§ The problem: Write out the material again exactly, please, and omit the pictures.

§ Material supplied:
- - -

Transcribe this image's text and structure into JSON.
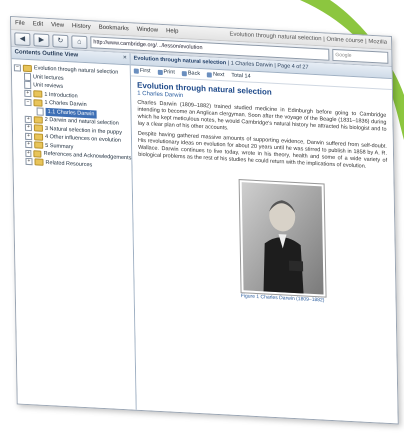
{
  "menu": [
    "File",
    "Edit",
    "View",
    "History",
    "Bookmarks",
    "Window",
    "Help"
  ],
  "window_title": "Evolution through natural selection | Online course | Mozilla",
  "url": "http://www.cambridge.org/.../lesson/evolution",
  "search_placeholder": "Google",
  "outline": {
    "title": "Contents Outline View",
    "close": "×",
    "items": [
      {
        "label": "Evolution through natural selection",
        "level": 0,
        "expander": "−",
        "type": "folder"
      },
      {
        "label": "Unit lectures",
        "level": 1,
        "type": "doc"
      },
      {
        "label": "Unit reviews",
        "level": 1,
        "type": "doc"
      },
      {
        "label": "1 Introduction",
        "level": 1,
        "expander": "+",
        "type": "folder"
      },
      {
        "label": "1 Charles Darwin",
        "level": 1,
        "expander": "−",
        "type": "folder"
      },
      {
        "label": "1.1 Charles Darwin",
        "level": 2,
        "type": "doc",
        "selected": true
      },
      {
        "label": "2 Darwin and natural selection",
        "level": 1,
        "expander": "+",
        "type": "folder"
      },
      {
        "label": "3 Natural selection in the puppy",
        "level": 1,
        "expander": "+",
        "type": "folder"
      },
      {
        "label": "4 Other influences on evolution",
        "level": 1,
        "expander": "+",
        "type": "folder"
      },
      {
        "label": "5 Summary",
        "level": 1,
        "expander": "+",
        "type": "folder"
      },
      {
        "label": "References and Acknowledgements",
        "level": 1,
        "expander": "+",
        "type": "folder"
      },
      {
        "label": "Related Resources",
        "level": 1,
        "expander": "+",
        "type": "folder"
      }
    ]
  },
  "content": {
    "tab_bold": "Evolution through natural selection",
    "tab_rest": " | 1 Charles Darwin | Page 4 of 27",
    "toolbar": [
      "First",
      "Print",
      "Back",
      "Next",
      "Total 14"
    ],
    "heading": "Evolution through natural selection",
    "author": "1 Charles Darwin",
    "paragraphs": [
      "Charles Darwin (1809–1882) trained studied medicine in Edinburgh before going to Cambridge intending to become an Anglican clergyman. Soon after the voyage of the Beagle (1831–1836) during which he kept meticulous notes, he would Cambridge's natural history he attracted his biologist and to lay a clear plan of his other accounts.",
      "Despite having gathered massive amounts of supporting evidence, Darwin suffered from self-doubt. His revolutionary ideas on evolution for about 20 years until he was stirred to publish in 1858 by A. R. Wallace. Darwin continues to live today, wrote in his theory, health and some of a wide variety of biological problems as the rest of his studies he could return with the implications of evolution."
    ],
    "caption": "Figure 1 Charles Darwin (1809–1882)"
  },
  "colors": {
    "accent": "#3d6fb5",
    "heading": "#1f4a8a",
    "swoosh": "#8cc63f"
  }
}
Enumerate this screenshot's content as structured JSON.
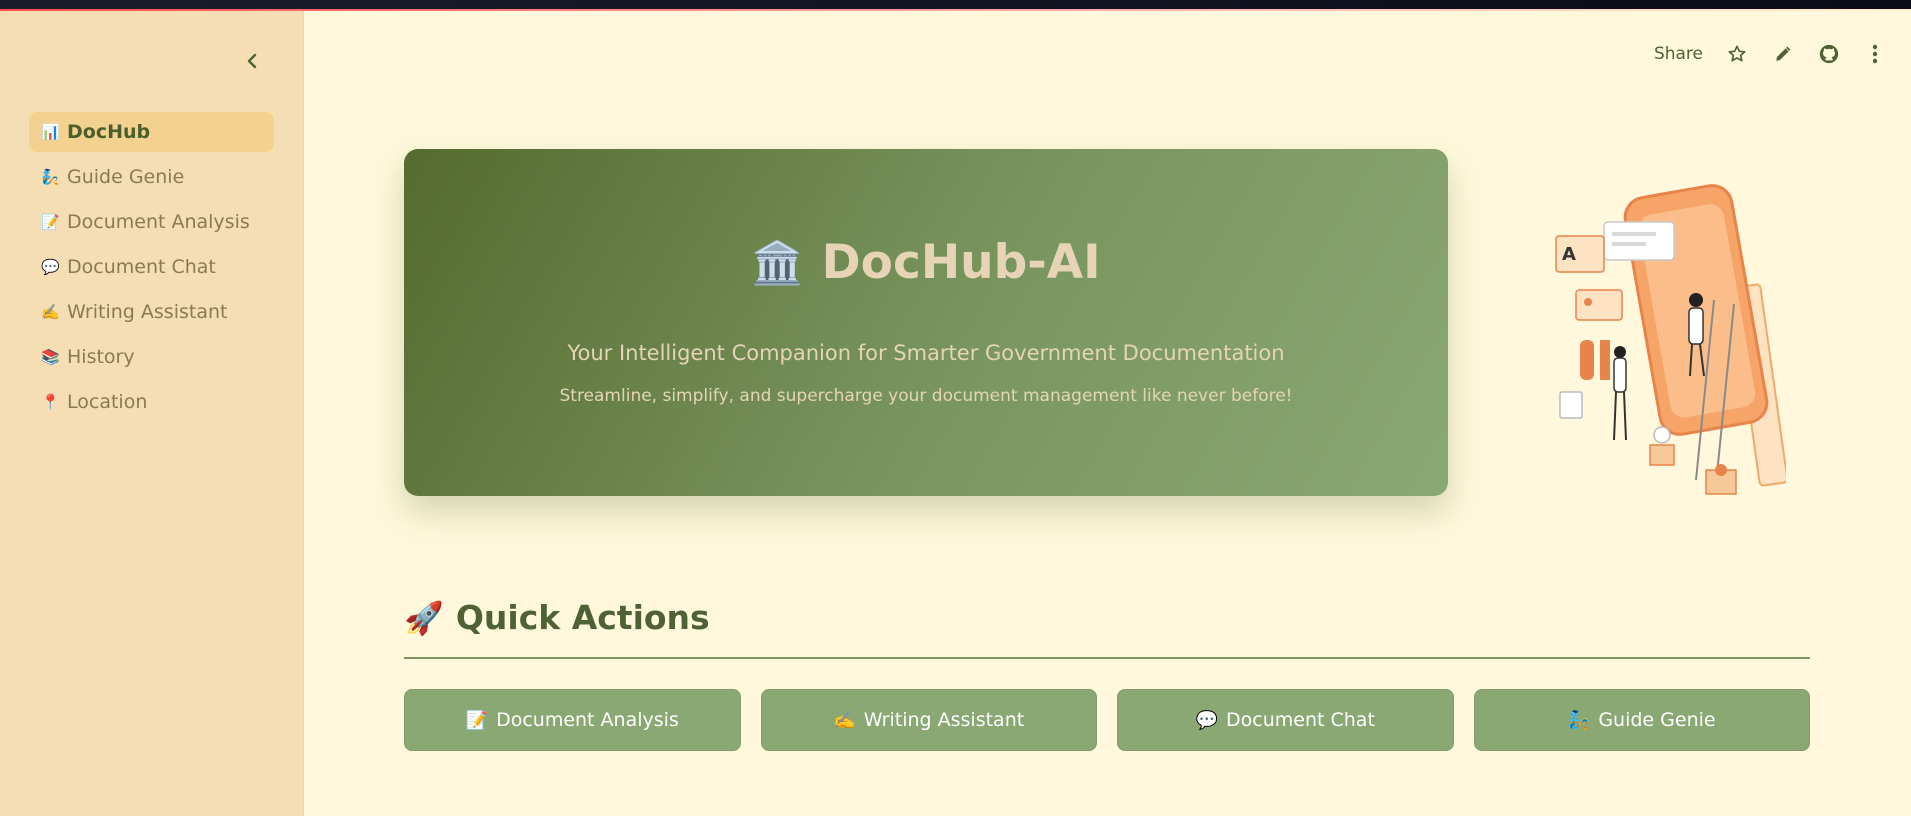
{
  "sidebar": {
    "items": [
      {
        "icon": "📊",
        "label": "DocHub",
        "active": true
      },
      {
        "icon": "🧞",
        "label": "Guide Genie"
      },
      {
        "icon": "📝",
        "label": "Document Analysis"
      },
      {
        "icon": "💬",
        "label": "Document Chat"
      },
      {
        "icon": "✍️",
        "label": "Writing Assistant"
      },
      {
        "icon": "📚",
        "label": "History"
      },
      {
        "icon": "📍",
        "label": "Location"
      }
    ]
  },
  "header": {
    "share_label": "Share",
    "icons": [
      "star-icon",
      "edit-icon",
      "github-icon",
      "more-menu-icon"
    ]
  },
  "hero": {
    "icon": "🏛️",
    "title": "DocHub-AI",
    "subtitle": "Your Intelligent Companion for Smarter Government Documentation",
    "tagline": "Streamline, simplify, and supercharge your document management like never before!"
  },
  "quick_actions": {
    "icon": "🚀",
    "heading": "Quick Actions",
    "buttons": [
      {
        "icon": "📝",
        "label": "Document Analysis"
      },
      {
        "icon": "✍️",
        "label": "Writing Assistant"
      },
      {
        "icon": "💬",
        "label": "Document Chat"
      },
      {
        "icon": "🧞",
        "label": "Guide Genie"
      }
    ]
  },
  "colors": {
    "background": "#fff8dc",
    "sidebar": "#f5deb3",
    "accent": "#556b2f",
    "button": "#8aa874"
  }
}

- - -

§ Exercise solution:
Transcribe this image's text and structure into JSON.
{
  "menu": [
    "File",
    "Edit",
    "View",
    "History",
    "Bookmarks",
    "Window",
    "Help"
  ],
  "window_title": "Evolution through natural selection | Online course | Mozilla",
  "url": "http://www.cambridge.org/.../lesson/evolution",
  "search_placeholder": "Google",
  "outline": {
    "title": "Contents Outline View",
    "close": "×",
    "items": [
      {
        "label": "Evolution through natural selection",
        "level": 0,
        "expander": "−",
        "type": "folder"
      },
      {
        "label": "Unit lectures",
        "level": 1,
        "type": "doc"
      },
      {
        "label": "Unit reviews",
        "level": 1,
        "type": "doc"
      },
      {
        "label": "1 Introduction",
        "level": 1,
        "expander": "+",
        "type": "folder"
      },
      {
        "label": "1 Charles Darwin",
        "level": 1,
        "expander": "−",
        "type": "folder"
      },
      {
        "label": "1.1 Charles Darwin",
        "level": 2,
        "type": "doc",
        "selected": true
      },
      {
        "label": "2 Darwin and natural selection",
        "level": 1,
        "expander": "+",
        "type": "folder"
      },
      {
        "label": "3 Natural selection in the puppy",
        "level": 1,
        "expander": "+",
        "type": "folder"
      },
      {
        "label": "4 Other influences on evolution",
        "level": 1,
        "expander": "+",
        "type": "folder"
      },
      {
        "label": "5 Summary",
        "level": 1,
        "expander": "+",
        "type": "folder"
      },
      {
        "label": "References and Acknowledgements",
        "level": 1,
        "expander": "+",
        "type": "folder"
      },
      {
        "label": "Related Resources",
        "level": 1,
        "expander": "+",
        "type": "folder"
      }
    ]
  },
  "content": {
    "tab_bold": "Evolution through natural selection",
    "tab_rest": " | 1 Charles Darwin | Page 4 of 27",
    "toolbar": [
      "First",
      "Print",
      "Back",
      "Next",
      "Total 14"
    ],
    "heading": "Evolution through natural selection",
    "author": "1 Charles Darwin",
    "paragraphs": [
      "Charles Darwin (1809–1882) trained studied medicine in Edinburgh before going to Cambridge intending to become an Anglican clergyman. Soon after the voyage of the Beagle (1831–1836) during which he kept meticulous notes, he would Cambridge's natural history he attracted his biologist and to lay a clear plan of his other accounts.",
      "Despite having gathered massive amounts of supporting evidence, Darwin suffered from self-doubt. His revolutionary ideas on evolution for about 20 years until he was stirred to publish in 1858 by A. R. Wallace. Darwin continues to live today, wrote in his theory, health and some of a wide variety of biological problems as the rest of his studies he could return with the implications of evolution."
    ],
    "caption": "Figure 1 Charles Darwin (1809–1882)"
  },
  "colors": {
    "accent": "#3d6fb5",
    "heading": "#1f4a8a",
    "swoosh": "#8cc63f"
  }
}
Enumerate this screenshot's content as structured JSON.
{
  "sidebar": {
    "items": [
      {
        "icon": "📊",
        "label": "DocHub",
        "active": true
      },
      {
        "icon": "🧞",
        "label": "Guide Genie"
      },
      {
        "icon": "📝",
        "label": "Document Analysis"
      },
      {
        "icon": "💬",
        "label": "Document Chat"
      },
      {
        "icon": "✍️",
        "label": "Writing Assistant"
      },
      {
        "icon": "📚",
        "label": "History"
      },
      {
        "icon": "📍",
        "label": "Location"
      }
    ]
  },
  "header": {
    "share_label": "Share",
    "icons": [
      "star-icon",
      "edit-icon",
      "github-icon",
      "more-menu-icon"
    ]
  },
  "hero": {
    "icon": "🏛️",
    "title": "DocHub-AI",
    "subtitle": "Your Intelligent Companion for Smarter Government Documentation",
    "tagline": "Streamline, simplify, and supercharge your document management like never before!"
  },
  "quick_actions": {
    "icon": "🚀",
    "heading": "Quick Actions",
    "buttons": [
      {
        "icon": "📝",
        "label": "Document Analysis"
      },
      {
        "icon": "✍️",
        "label": "Writing Assistant"
      },
      {
        "icon": "💬",
        "label": "Document Chat"
      },
      {
        "icon": "🧞",
        "label": "Guide Genie"
      }
    ]
  },
  "colors": {
    "background": "#fff8dc",
    "sidebar": "#f5deb3",
    "accent": "#556b2f",
    "button": "#8aa874"
  }
}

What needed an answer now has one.